- [Information supplied]

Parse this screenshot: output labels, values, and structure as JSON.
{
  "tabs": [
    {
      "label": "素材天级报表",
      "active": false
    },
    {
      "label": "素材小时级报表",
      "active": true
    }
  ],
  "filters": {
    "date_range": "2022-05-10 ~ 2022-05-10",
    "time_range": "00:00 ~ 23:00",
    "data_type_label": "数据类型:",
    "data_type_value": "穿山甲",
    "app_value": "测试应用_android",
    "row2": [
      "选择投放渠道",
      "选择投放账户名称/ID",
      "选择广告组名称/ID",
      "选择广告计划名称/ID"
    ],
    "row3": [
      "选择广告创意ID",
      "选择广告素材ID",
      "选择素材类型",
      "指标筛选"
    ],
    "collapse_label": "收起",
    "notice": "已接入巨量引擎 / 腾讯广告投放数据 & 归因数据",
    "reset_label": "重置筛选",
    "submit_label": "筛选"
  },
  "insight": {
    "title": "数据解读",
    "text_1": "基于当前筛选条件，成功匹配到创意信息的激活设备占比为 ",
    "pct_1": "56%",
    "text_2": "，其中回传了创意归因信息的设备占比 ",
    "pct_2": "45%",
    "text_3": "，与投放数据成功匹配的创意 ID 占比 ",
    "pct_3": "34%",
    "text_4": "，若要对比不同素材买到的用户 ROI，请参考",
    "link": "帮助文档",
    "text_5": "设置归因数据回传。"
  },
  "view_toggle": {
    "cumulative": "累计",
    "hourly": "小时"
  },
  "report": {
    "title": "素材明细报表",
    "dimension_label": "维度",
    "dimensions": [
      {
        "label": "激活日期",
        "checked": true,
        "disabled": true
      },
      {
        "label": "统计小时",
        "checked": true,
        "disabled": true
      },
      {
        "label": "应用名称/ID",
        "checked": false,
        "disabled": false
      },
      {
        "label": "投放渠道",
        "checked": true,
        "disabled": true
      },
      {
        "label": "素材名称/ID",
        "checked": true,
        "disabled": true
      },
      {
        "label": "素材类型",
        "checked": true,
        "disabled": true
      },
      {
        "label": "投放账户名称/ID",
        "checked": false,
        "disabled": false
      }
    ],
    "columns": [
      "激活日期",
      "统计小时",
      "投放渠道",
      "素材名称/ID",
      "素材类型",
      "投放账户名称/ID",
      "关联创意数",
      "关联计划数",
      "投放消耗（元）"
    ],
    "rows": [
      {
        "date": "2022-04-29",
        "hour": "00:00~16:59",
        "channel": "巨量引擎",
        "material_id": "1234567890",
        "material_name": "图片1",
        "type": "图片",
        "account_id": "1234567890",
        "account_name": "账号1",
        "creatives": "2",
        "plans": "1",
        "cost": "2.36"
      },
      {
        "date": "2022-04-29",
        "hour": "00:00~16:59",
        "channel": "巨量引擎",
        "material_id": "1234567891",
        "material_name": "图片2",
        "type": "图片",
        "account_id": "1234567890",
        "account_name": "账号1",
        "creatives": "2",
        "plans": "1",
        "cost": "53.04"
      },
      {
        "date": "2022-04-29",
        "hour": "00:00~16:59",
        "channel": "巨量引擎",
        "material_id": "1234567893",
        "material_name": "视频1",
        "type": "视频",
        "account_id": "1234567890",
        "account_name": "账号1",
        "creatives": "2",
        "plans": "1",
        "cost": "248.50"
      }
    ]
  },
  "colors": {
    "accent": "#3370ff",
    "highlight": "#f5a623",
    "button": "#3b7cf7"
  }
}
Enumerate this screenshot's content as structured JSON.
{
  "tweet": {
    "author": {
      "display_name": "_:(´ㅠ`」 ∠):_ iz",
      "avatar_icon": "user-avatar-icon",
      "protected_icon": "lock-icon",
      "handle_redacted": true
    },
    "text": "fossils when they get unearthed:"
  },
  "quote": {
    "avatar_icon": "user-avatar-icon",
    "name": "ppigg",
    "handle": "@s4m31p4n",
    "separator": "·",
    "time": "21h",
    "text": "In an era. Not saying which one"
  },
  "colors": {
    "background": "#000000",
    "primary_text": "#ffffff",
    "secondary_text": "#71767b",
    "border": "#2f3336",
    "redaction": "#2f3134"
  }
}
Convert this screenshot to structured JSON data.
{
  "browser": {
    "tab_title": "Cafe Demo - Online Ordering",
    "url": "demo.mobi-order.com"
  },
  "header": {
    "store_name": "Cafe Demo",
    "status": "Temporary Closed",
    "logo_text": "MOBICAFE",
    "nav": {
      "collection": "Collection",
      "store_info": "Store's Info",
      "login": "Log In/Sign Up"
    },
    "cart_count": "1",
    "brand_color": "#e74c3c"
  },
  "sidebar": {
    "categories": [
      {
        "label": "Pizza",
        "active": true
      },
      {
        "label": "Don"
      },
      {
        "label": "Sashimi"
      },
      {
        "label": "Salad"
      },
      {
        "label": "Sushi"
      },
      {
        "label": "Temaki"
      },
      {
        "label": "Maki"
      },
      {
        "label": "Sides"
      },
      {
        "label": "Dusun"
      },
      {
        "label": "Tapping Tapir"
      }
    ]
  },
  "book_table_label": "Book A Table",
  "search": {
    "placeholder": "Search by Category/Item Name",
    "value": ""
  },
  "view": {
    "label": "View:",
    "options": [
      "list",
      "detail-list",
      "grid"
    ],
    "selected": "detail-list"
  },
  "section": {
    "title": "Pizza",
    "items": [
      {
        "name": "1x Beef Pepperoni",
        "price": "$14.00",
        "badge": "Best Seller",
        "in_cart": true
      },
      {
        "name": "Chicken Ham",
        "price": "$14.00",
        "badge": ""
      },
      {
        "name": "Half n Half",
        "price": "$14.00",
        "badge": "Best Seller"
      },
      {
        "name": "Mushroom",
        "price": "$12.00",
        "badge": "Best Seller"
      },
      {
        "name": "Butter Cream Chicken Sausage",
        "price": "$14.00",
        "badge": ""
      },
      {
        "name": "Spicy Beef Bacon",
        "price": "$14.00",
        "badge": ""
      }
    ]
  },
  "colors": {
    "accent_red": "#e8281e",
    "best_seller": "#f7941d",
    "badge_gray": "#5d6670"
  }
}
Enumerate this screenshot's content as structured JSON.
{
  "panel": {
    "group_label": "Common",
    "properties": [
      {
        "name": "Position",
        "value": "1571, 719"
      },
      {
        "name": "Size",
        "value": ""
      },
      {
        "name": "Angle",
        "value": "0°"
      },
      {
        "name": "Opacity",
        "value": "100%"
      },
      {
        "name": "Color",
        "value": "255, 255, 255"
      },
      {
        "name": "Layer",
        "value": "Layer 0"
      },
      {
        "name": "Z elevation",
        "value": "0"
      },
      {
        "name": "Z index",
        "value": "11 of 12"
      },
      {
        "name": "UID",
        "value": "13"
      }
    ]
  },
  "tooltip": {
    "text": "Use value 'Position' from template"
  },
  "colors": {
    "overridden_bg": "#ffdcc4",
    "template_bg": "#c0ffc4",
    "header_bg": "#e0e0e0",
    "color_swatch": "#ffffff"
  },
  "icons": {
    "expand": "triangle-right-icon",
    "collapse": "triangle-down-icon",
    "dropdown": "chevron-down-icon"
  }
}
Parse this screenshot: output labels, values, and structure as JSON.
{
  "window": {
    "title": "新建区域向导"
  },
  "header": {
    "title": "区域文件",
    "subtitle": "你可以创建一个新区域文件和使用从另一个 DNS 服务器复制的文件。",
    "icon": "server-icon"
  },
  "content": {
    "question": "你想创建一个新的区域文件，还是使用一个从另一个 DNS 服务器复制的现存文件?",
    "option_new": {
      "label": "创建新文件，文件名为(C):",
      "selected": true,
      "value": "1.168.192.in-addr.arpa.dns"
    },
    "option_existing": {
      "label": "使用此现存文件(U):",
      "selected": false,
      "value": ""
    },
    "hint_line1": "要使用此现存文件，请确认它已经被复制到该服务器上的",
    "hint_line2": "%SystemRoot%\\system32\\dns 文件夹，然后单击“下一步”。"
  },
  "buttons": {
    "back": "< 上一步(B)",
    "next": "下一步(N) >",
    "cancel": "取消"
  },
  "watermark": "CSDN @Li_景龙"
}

- [Directive]
Pick out all lines from the data above in which the word "selected" appears.

- [Task solution]
    "selected": "detail-list"
      "selected": true,
      "selected": false,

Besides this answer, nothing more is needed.